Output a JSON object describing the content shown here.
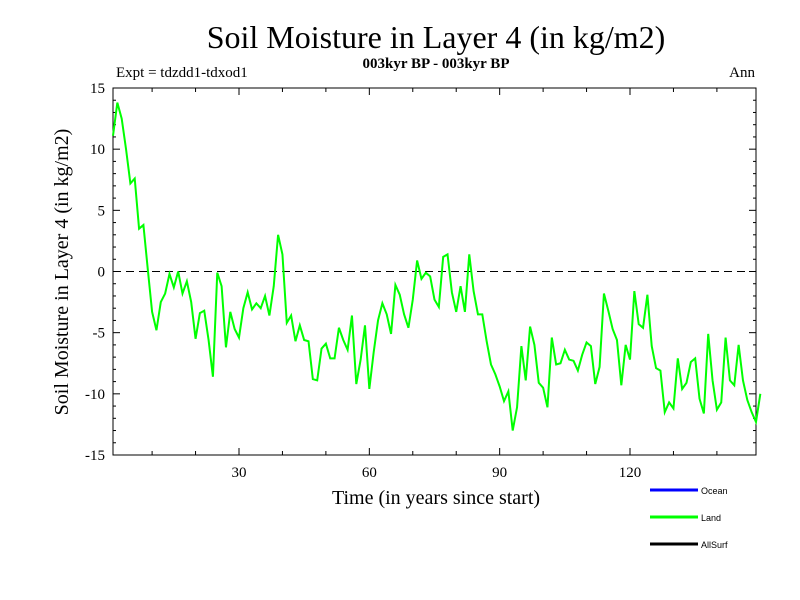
{
  "chart_data": {
    "type": "line",
    "title": "Soil Moisture in Layer 4 (in kg/m2)",
    "subtitle": "003kyr BP - 003kyr BP",
    "expt_label": "Expt = tdzdd1-tdxod1",
    "season_label": "Ann",
    "xlabel": "Time (in years since start)",
    "ylabel": "Soil Moisture in Layer 4 (in kg/m2)",
    "xlim": [
      1,
      149
    ],
    "ylim": [
      -15,
      15
    ],
    "x_ticks": [
      30,
      60,
      90,
      120
    ],
    "y_ticks": [
      15,
      10,
      5,
      0,
      -5,
      -10,
      -15
    ],
    "x_tick_labels": [
      "30",
      "60",
      "90",
      "120"
    ],
    "y_tick_labels": [
      "15",
      "10",
      "5",
      "0",
      "-5",
      "-10",
      "-15"
    ],
    "zero_line": true,
    "legend": [
      {
        "name": "Ocean",
        "color": "#0000ff"
      },
      {
        "name": "Land",
        "color": "#00ff00"
      },
      {
        "name": "AllSurf",
        "color": "#000000"
      }
    ],
    "series": [
      {
        "name": "Land",
        "color": "#00ff00",
        "x_start": 1,
        "values": [
          11.1,
          13.8,
          12.5,
          10.0,
          7.2,
          7.6,
          3.5,
          3.8,
          0.2,
          -3.3,
          -4.8,
          -2.5,
          -1.8,
          -0.2,
          -1.3,
          0.0,
          -1.8,
          -0.8,
          -2.5,
          -5.5,
          -3.4,
          -3.2,
          -5.6,
          -8.6,
          -0.1,
          -1.2,
          -6.2,
          -3.3,
          -4.7,
          -5.4,
          -3.0,
          -1.7,
          -3.1,
          -2.6,
          -3.0,
          -2.0,
          -3.6,
          -1.2,
          3.0,
          1.4,
          -4.2,
          -3.6,
          -5.7,
          -4.4,
          -5.6,
          -5.7,
          -8.8,
          -8.9,
          -6.3,
          -5.9,
          -7.1,
          -7.1,
          -4.6,
          -5.6,
          -6.4,
          -3.6,
          -9.2,
          -7.2,
          -4.4,
          -9.6,
          -6.6,
          -4.0,
          -2.6,
          -3.5,
          -5.1,
          -1.1,
          -1.9,
          -3.5,
          -4.6,
          -2.3,
          0.9,
          -0.6,
          -0.1,
          -0.4,
          -2.3,
          -2.9,
          1.2,
          1.4,
          -1.7,
          -3.3,
          -1.2,
          -3.3,
          1.4,
          -1.6,
          -3.5,
          -3.5,
          -5.7,
          -7.6,
          -8.4,
          -9.4,
          -10.6,
          -9.8,
          -13.0,
          -11.1,
          -6.1,
          -8.9,
          -4.5,
          -6.0,
          -9.1,
          -9.5,
          -11.1,
          -5.4,
          -7.6,
          -7.5,
          -6.4,
          -7.2,
          -7.3,
          -8.1,
          -6.8,
          -5.8,
          -6.1,
          -9.2,
          -7.8,
          -1.8,
          -3.2,
          -4.7,
          -5.6,
          -9.3,
          -6.0,
          -7.2,
          -1.6,
          -4.3,
          -4.6,
          -1.9,
          -6.1,
          -7.9,
          -8.1,
          -11.5,
          -10.7,
          -11.2,
          -7.1,
          -9.6,
          -9.1,
          -7.4,
          -7.1,
          -10.4,
          -11.6,
          -5.1,
          -8.9,
          -11.3,
          -10.7,
          -5.4,
          -8.9,
          -9.3,
          -6.0,
          -8.9,
          -10.5,
          -11.5,
          -12.3,
          -10.0
        ]
      }
    ]
  }
}
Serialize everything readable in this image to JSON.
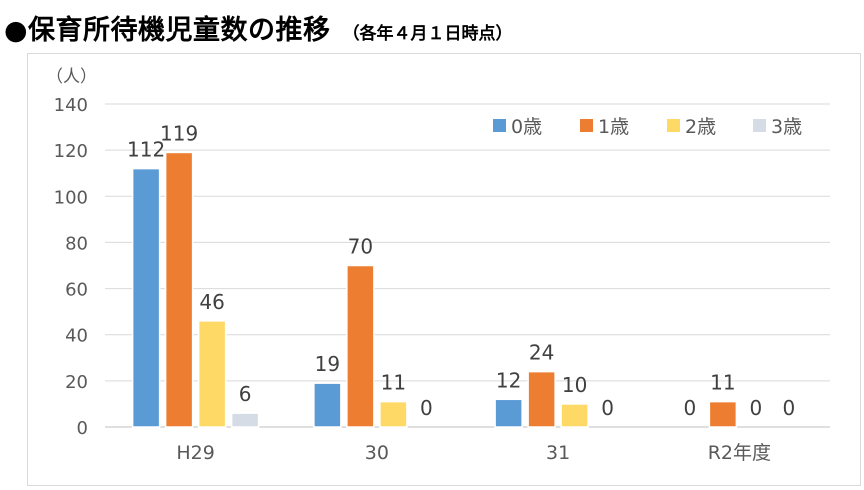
{
  "heading": {
    "title": "●保育所待機児童数の推移",
    "subtitle": "（各年４月１日時点）"
  },
  "chart_data": {
    "type": "bar",
    "unit_label": "（人）",
    "categories": [
      "H29",
      "30",
      "31",
      "R2年度"
    ],
    "series": [
      {
        "name": "0歳",
        "color": "#5b9bd5",
        "values": [
          112,
          19,
          12,
          0
        ]
      },
      {
        "name": "1歳",
        "color": "#ed7d31",
        "values": [
          119,
          70,
          24,
          11
        ]
      },
      {
        "name": "2歳",
        "color": "#ffd966",
        "values": [
          46,
          11,
          10,
          0
        ]
      },
      {
        "name": "3歳",
        "color": "#d6dce5",
        "values": [
          6,
          0,
          0,
          0
        ]
      }
    ],
    "ylim": [
      0,
      140
    ],
    "yticks": [
      0,
      20,
      40,
      60,
      80,
      100,
      120,
      140
    ],
    "grid": true,
    "legend_position": "top-right",
    "data_labels": true
  }
}
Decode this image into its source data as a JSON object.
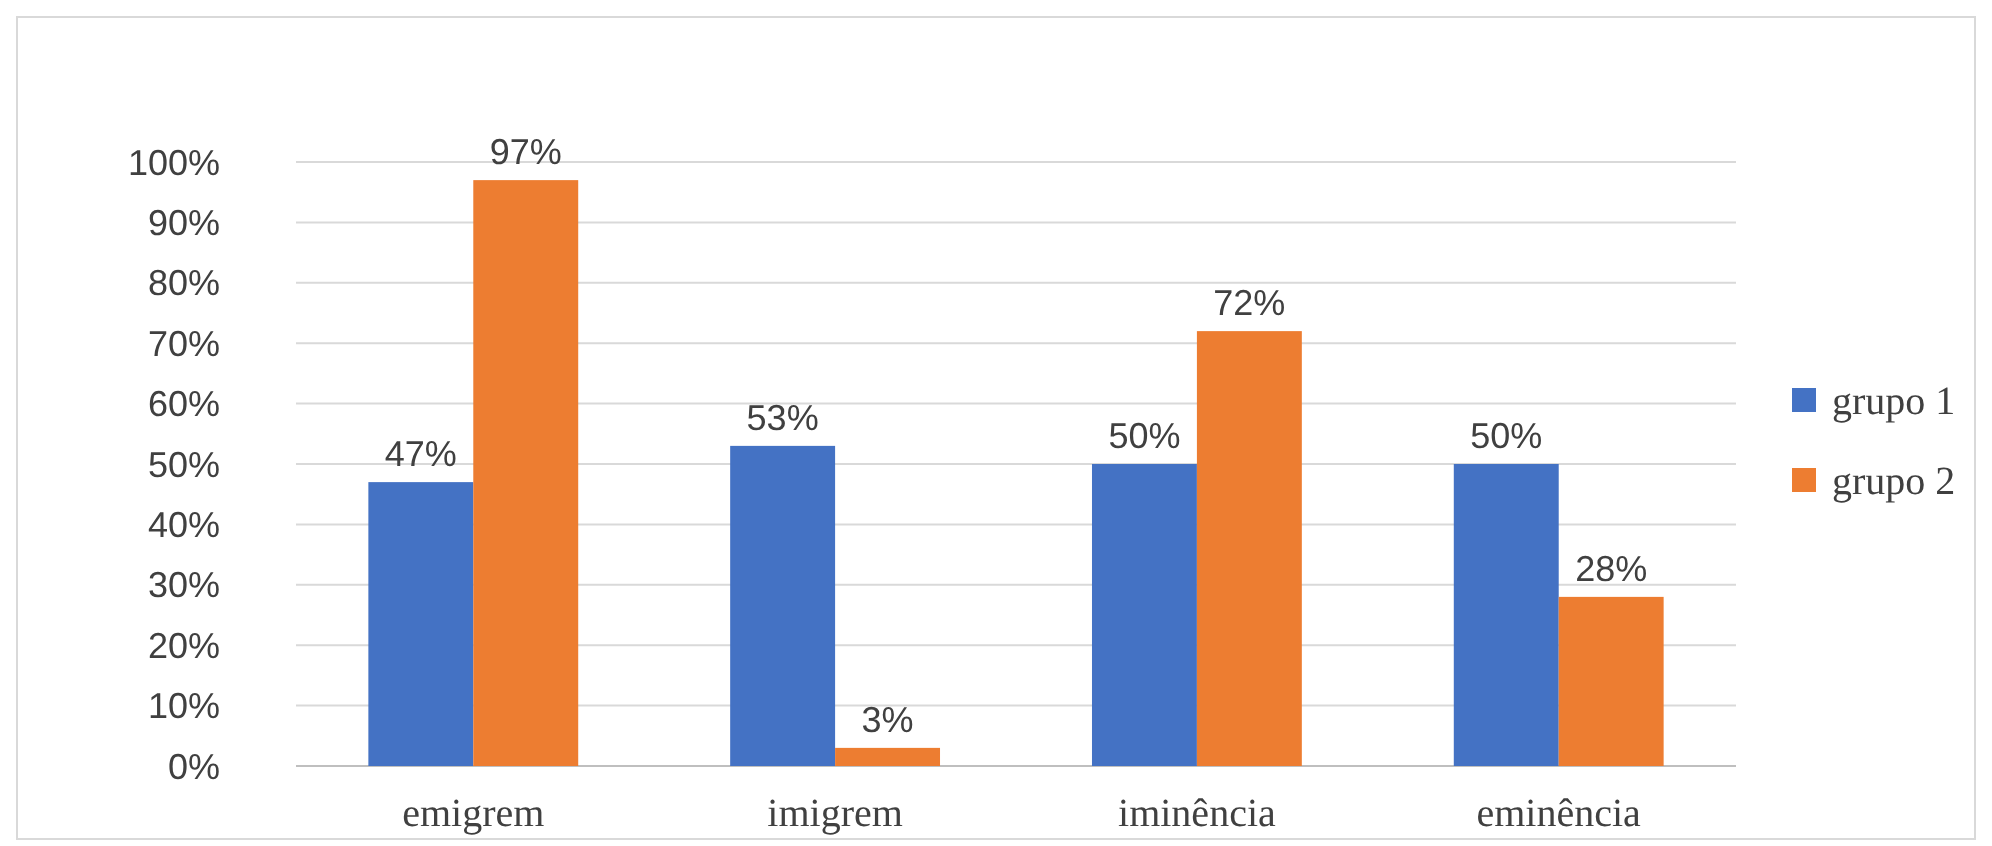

| What the task requires |
Copy each line above where the string "true" occurs.

| Exercise output |
    "zero_line": true,
    "grid": true,
    "data_labels": true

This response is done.